Dataset items
>>>>

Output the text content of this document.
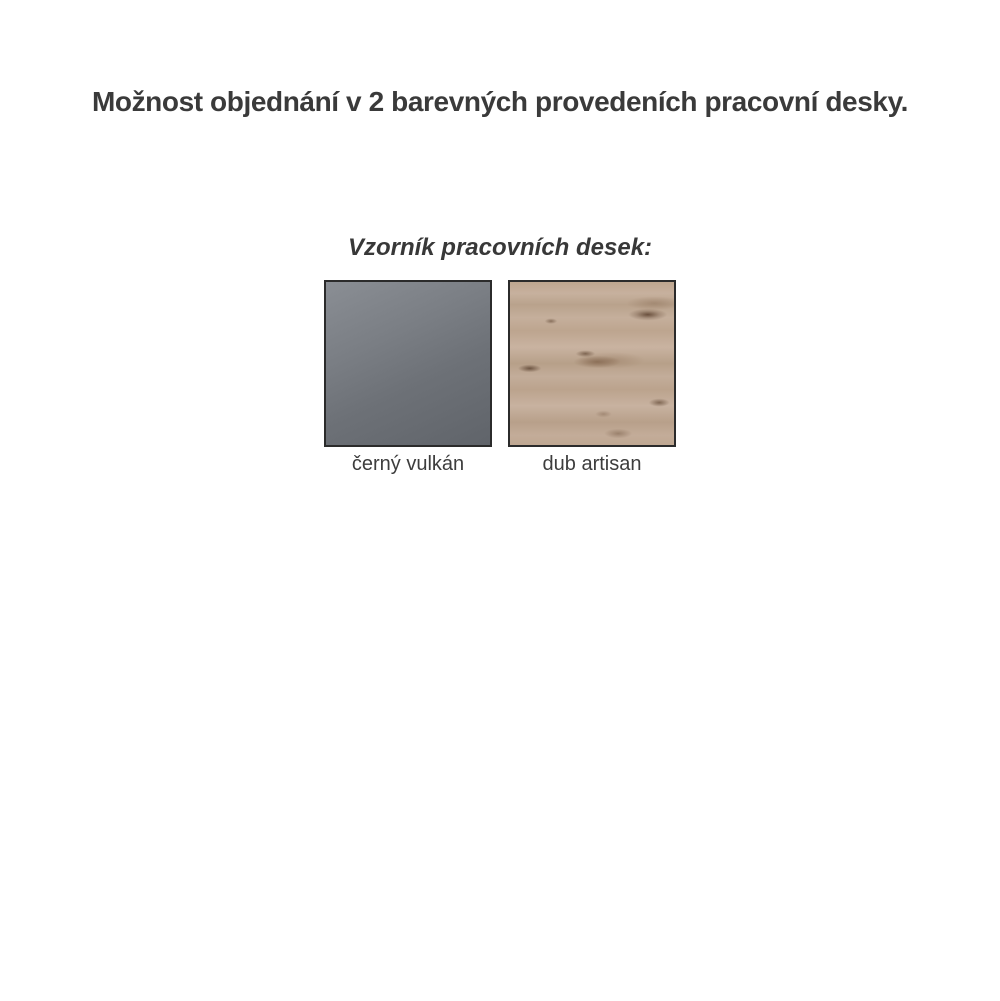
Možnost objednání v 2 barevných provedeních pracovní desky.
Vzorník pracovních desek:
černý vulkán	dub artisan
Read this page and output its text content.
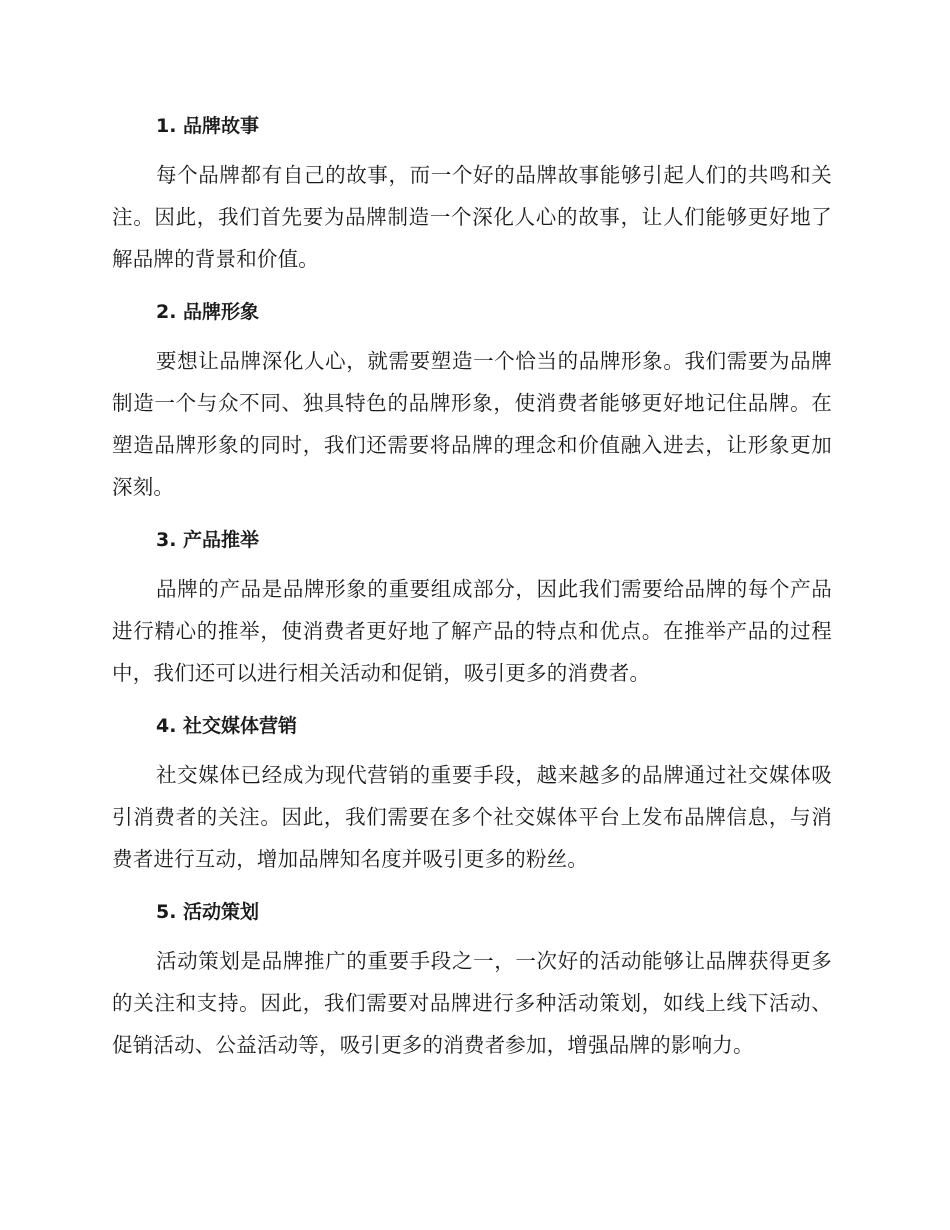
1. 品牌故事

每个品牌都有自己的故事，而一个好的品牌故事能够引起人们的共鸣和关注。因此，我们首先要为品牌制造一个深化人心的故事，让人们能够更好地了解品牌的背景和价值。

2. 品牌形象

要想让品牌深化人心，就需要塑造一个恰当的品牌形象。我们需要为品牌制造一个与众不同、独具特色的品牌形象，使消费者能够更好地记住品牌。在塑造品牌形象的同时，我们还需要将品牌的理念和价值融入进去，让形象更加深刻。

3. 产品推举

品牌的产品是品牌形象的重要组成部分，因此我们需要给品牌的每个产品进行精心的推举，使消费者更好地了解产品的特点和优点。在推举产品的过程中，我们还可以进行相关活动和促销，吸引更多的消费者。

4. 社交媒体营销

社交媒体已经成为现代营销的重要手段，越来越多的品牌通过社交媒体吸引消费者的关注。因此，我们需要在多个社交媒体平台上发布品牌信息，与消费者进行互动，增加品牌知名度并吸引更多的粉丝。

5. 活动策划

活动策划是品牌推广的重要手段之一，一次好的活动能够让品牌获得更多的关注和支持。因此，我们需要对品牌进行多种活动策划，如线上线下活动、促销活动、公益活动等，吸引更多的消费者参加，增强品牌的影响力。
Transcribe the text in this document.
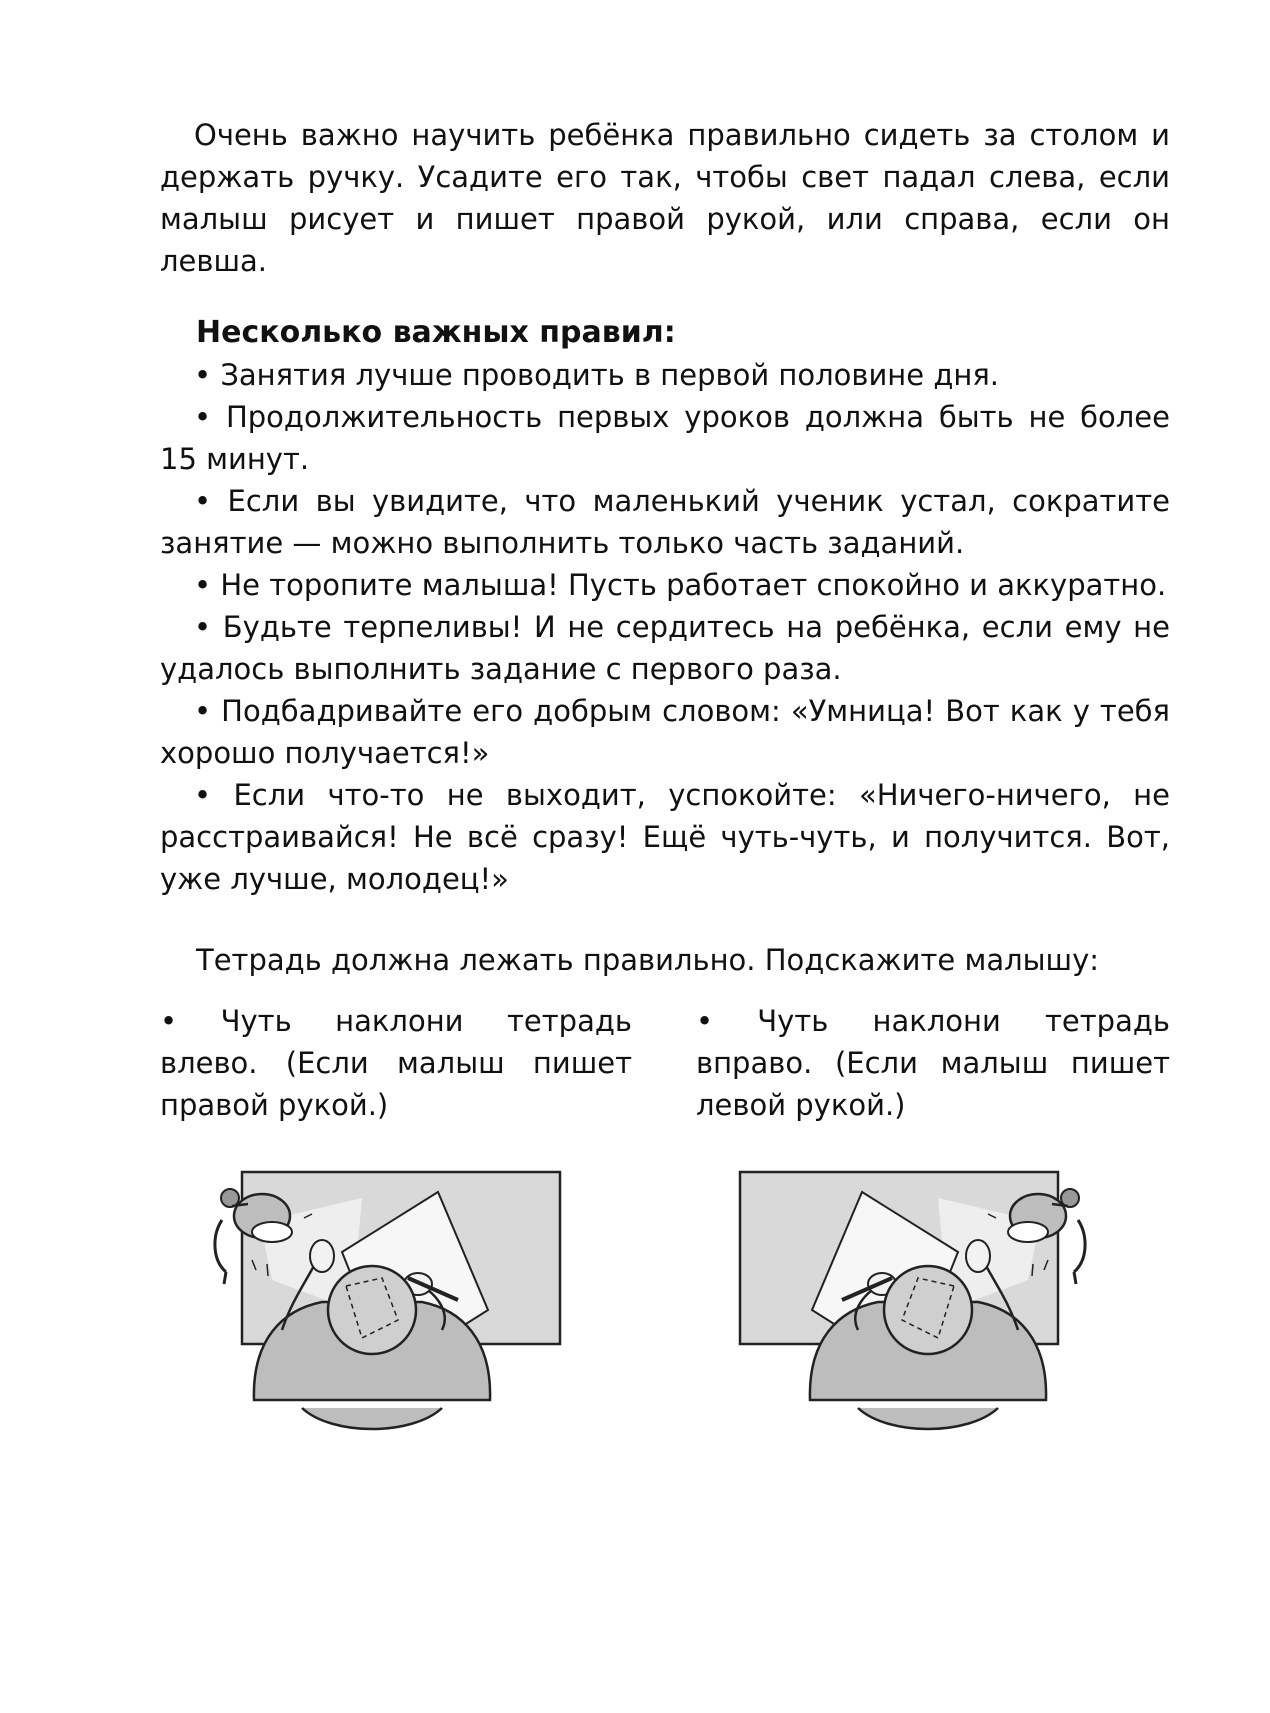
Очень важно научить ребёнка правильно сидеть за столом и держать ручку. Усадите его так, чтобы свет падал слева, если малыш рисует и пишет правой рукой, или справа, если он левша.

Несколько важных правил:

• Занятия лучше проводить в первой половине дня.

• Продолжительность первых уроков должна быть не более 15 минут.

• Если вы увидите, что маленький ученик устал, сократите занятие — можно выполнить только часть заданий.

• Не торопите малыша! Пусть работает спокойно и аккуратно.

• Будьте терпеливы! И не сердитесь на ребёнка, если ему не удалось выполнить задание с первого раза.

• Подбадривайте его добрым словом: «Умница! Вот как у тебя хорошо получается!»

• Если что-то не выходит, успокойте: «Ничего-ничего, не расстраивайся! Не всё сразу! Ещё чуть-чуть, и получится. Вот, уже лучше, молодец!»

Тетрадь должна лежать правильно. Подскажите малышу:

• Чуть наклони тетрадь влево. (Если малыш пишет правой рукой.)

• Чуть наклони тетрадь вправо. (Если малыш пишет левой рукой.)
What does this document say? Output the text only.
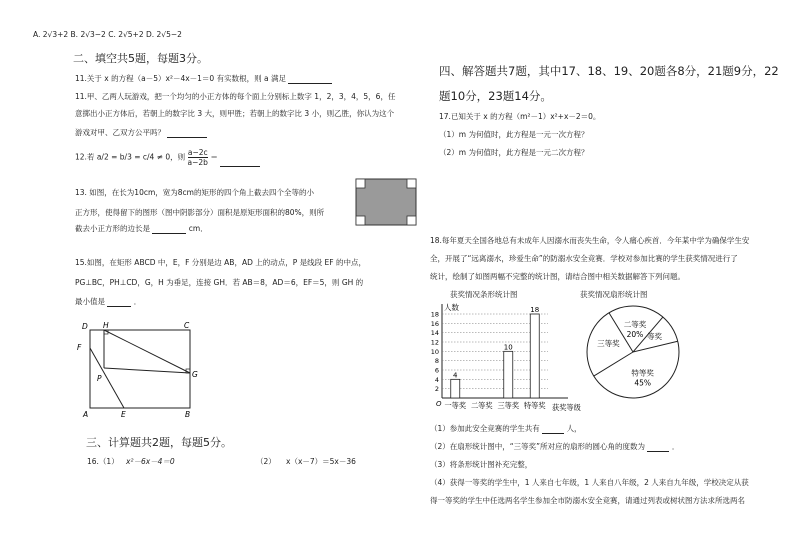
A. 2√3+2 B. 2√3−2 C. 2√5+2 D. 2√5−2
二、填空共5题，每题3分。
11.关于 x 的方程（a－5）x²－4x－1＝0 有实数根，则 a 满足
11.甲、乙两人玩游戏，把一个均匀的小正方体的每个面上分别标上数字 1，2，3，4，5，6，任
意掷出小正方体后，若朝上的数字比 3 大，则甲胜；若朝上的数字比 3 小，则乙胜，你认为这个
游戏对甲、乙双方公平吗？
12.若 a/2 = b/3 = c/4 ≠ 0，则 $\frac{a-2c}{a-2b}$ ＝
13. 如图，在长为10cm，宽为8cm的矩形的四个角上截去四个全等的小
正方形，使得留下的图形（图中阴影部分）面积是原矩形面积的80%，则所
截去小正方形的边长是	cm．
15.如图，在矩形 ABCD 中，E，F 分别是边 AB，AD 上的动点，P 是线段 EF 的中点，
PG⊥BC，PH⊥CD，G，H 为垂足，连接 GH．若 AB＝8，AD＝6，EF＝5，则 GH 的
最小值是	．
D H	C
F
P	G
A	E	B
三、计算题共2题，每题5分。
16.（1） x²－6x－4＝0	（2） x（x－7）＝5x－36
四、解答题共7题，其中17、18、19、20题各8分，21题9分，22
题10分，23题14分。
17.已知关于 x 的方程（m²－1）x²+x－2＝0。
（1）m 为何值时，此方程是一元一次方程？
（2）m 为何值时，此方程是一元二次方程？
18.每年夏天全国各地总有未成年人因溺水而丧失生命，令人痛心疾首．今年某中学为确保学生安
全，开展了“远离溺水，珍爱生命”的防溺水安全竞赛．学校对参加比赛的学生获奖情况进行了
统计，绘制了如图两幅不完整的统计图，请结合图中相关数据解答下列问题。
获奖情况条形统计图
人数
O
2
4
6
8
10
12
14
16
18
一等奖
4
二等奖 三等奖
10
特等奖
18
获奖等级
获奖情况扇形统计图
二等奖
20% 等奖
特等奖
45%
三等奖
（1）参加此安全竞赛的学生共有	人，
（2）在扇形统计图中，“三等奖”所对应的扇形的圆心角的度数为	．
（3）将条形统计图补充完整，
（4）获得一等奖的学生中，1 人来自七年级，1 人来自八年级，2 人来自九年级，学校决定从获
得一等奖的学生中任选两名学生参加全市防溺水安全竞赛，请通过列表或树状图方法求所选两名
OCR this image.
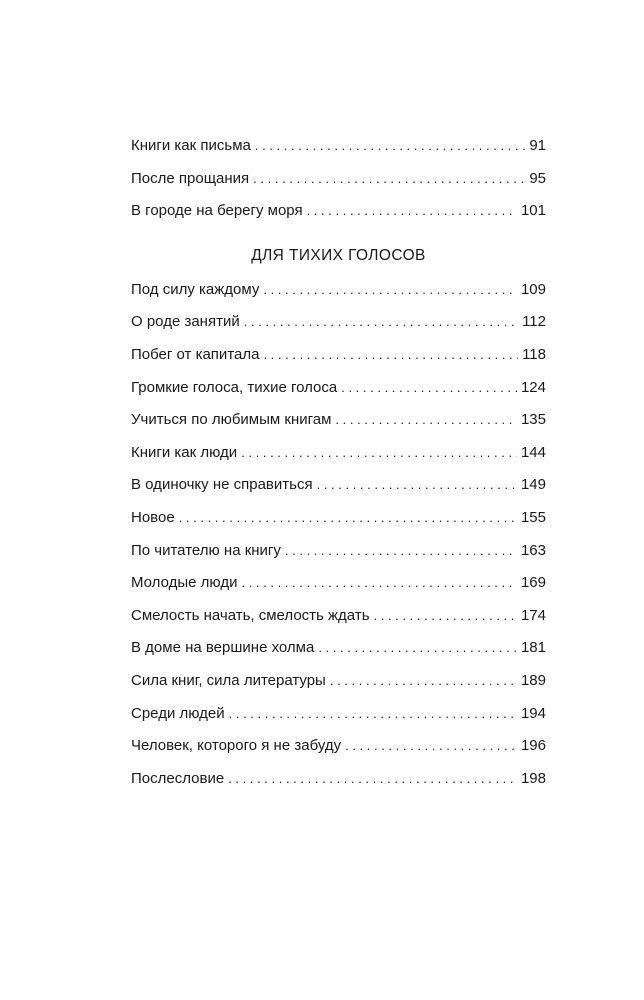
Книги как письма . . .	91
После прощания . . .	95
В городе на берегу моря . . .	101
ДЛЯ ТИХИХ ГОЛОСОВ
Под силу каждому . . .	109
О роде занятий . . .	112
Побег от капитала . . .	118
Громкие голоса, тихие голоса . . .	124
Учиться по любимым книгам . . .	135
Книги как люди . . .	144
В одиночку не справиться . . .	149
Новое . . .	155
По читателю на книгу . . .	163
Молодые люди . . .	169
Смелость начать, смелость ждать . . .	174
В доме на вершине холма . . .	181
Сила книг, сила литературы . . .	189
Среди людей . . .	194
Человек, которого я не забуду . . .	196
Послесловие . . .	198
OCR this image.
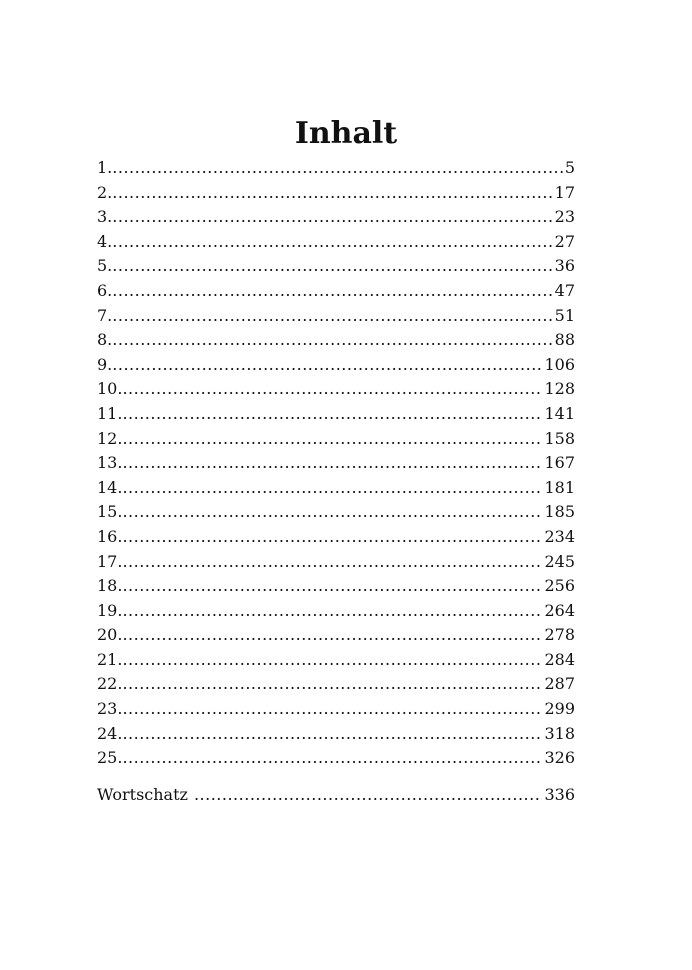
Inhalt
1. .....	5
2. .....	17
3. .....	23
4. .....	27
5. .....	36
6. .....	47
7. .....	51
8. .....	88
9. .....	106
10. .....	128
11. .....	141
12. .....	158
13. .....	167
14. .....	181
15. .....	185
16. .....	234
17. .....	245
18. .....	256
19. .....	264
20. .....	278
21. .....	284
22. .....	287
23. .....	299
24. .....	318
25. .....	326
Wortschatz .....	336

<<<<

Description of the task —
Write the entries above out in full, exactly, with no images.

Correct result —
Output the text content of this document.
Možnost objednání v 2 barevných provedeních pracovní desky.
Vzorník pracovních desek:
černý vulkán	dub artisan
Read this page and output its text content.
1. 品牌故事

每个品牌都有自己的故事，而一个好的品牌故事能够引起人们的共鸣和关注。因此，我们首先要为品牌制造一个深化人心的故事，让人们能够更好地了解品牌的背景和价值。

2. 品牌形象

要想让品牌深化人心，就需要塑造一个恰当的品牌形象。我们需要为品牌制造一个与众不同、独具特色的品牌形象，使消费者能够更好地记住品牌。在塑造品牌形象的同时，我们还需要将品牌的理念和价值融入进去，让形象更加深刻。

3. 产品推举

品牌的产品是品牌形象的重要组成部分，因此我们需要给品牌的每个产品进行精心的推举，使消费者更好地了解产品的特点和优点。在推举产品的过程中，我们还可以进行相关活动和促销，吸引更多的消费者。

4. 社交媒体营销

社交媒体已经成为现代营销的重要手段，越来越多的品牌通过社交媒体吸引消费者的关注。因此，我们需要在多个社交媒体平台上发布品牌信息，与消费者进行互动，增加品牌知名度并吸引更多的粉丝。

5. 活动策划

活动策划是品牌推广的重要手段之一，一次好的活动能够让品牌获得更多的关注和支持。因此，我们需要对品牌进行多种活动策划，如线上线下活动、促销活动、公益活动等，吸引更多的消费者参加，增强品牌的影响力。
Transcribe the text in this document.
Очень важно научить ребёнка правильно сидеть за столом и держать ручку. Усадите его так, чтобы свет падал слева, если малыш рисует и пишет правой рукой, или справа, если он левша.

Несколько важных правил:

• Занятия лучше проводить в первой половине дня.

• Продолжительность первых уроков должна быть не более 15 минут.

• Если вы увидите, что маленький ученик устал, сократите занятие — можно выполнить только часть заданий.

• Не торопите малыша! Пусть работает спокойно и аккуратно.

• Будьте терпеливы! И не сердитесь на ребёнка, если ему не удалось выполнить задание с первого раза.

• Подбадривайте его добрым словом: «Умница! Вот как у тебя хорошо получается!»

• Если что-то не выходит, успокойте: «Ничего-ничего, не расстраивайся! Не всё сразу! Ещё чуть-чуть, и получится. Вот, уже лучше, молодец!»

Тетрадь должна лежать правильно. Подскажите малышу:

• Чуть наклони тетрадь влево. (Если малыш пишет правой рукой.)

• Чуть наклони тетрадь вправо. (Если малыш пишет левой рукой.)
What does this document say? Output the text only.
A. 2√3+2 B. 2√3−2 C. 2√5+2 D. 2√5−2
二、填空共5题，每题3分。
11.关于 x 的方程（a－5）x²－4x－1＝0 有实数根，则 a 满足
11.甲、乙两人玩游戏，把一个均匀的小正方体的每个面上分别标上数字 1，2，3，4，5，6，任
意掷出小正方体后，若朝上的数字比 3 大，则甲胜；若朝上的数字比 3 小，则乙胜，你认为这个
游戏对甲、乙双方公平吗？
12.若 a/2 = b/3 = c/4 ≠ 0，则 $\frac{a-2c}{a-2b}$ ＝
13. 如图，在长为10cm，宽为8cm的矩形的四个角上截去四个全等的小
正方形，使得留下的图形（图中阴影部分）面积是原矩形面积的80%，则所
截去小正方形的边长是	cm．
15.如图，在矩形 ABCD 中，E，F 分别是边 AB，AD 上的动点，P 是线段 EF 的中点，
PG⊥BC，PH⊥CD，G，H 为垂足，连接 GH．若 AB＝8，AD＝6，EF＝5，则 GH 的
最小值是	．
D H	C
F
P	G
A	E	B
三、计算题共2题，每题5分。
16.（1） x²－6x－4＝0	（2） x（x－7）＝5x－36
四、解答题共7题，其中17、18、19、20题各8分，21题9分，22
题10分，23题14分。
17.已知关于 x 的方程（m²－1）x²+x－2＝0。
（1）m 为何值时，此方程是一元一次方程？
（2）m 为何值时，此方程是一元二次方程？
18.每年夏天全国各地总有未成年人因溺水而丧失生命，令人痛心疾首．今年某中学为确保学生安
全，开展了“远离溺水，珍爱生命”的防溺水安全竞赛．学校对参加比赛的学生获奖情况进行了
统计，绘制了如图两幅不完整的统计图，请结合图中相关数据解答下列问题。
获奖情况条形统计图
人数
O
2
4
6
8
10
12
14
16
18
一等奖
4
二等奖 三等奖
10
特等奖
18
获奖等级
获奖情况扇形统计图
二等奖
20% 等奖
特等奖
45%
三等奖
（1）参加此安全竞赛的学生共有	人，
（2）在扇形统计图中，“三等奖”所对应的扇形的圆心角的度数为	．
（3）将条形统计图补充完整，
（4）获得一等奖的学生中，1 人来自七年级，1 人来自八年级，2 人来自九年级，学校决定从获
得一等奖的学生中任选两名学生参加全市防溺水安全竞赛，请通过列表或树状图方法求所选两名
OCR this image.
Книги как письма . . .	91
После прощания . . .	95
В городе на берегу моря . . .	101
ДЛЯ ТИХИХ ГОЛОСОВ
Под силу каждому . . .	109
О роде занятий . . .	112
Побег от капитала . . .	118
Громкие голоса, тихие голоса . . .	124
Учиться по любимым книгам . . .	135
Книги как люди . . .	144
В одиночку не справиться . . .	149
Новое . . .	155
По читателю на книгу . . .	163
Молодые люди . . .	169
Смелость начать, смелость ждать . . .	174
В доме на вершине холма . . .	181
Сила книг, сила литературы . . .	189
Среди людей . . .	194
Человек, которого я не забуду . . .	196
Послесловие . . .	198
OCR this image.
Inhalt
1. .....	5
2. .....	17
3. .....	23
4. .....	27
5. .....	36
6. .....	47
7. .....	51
8. .....	88
9. .....	106
10. .....	128
11. .....	141
12. .....	158
13. .....	167
14. .....	181
15. .....	185
16. .....	234
17. .....	245
18. .....	256
19. .....	264
20. .....	278
21. .....	284
22. .....	287
23. .....	299
24. .....	318
25. .....	326
Wortschatz .....	336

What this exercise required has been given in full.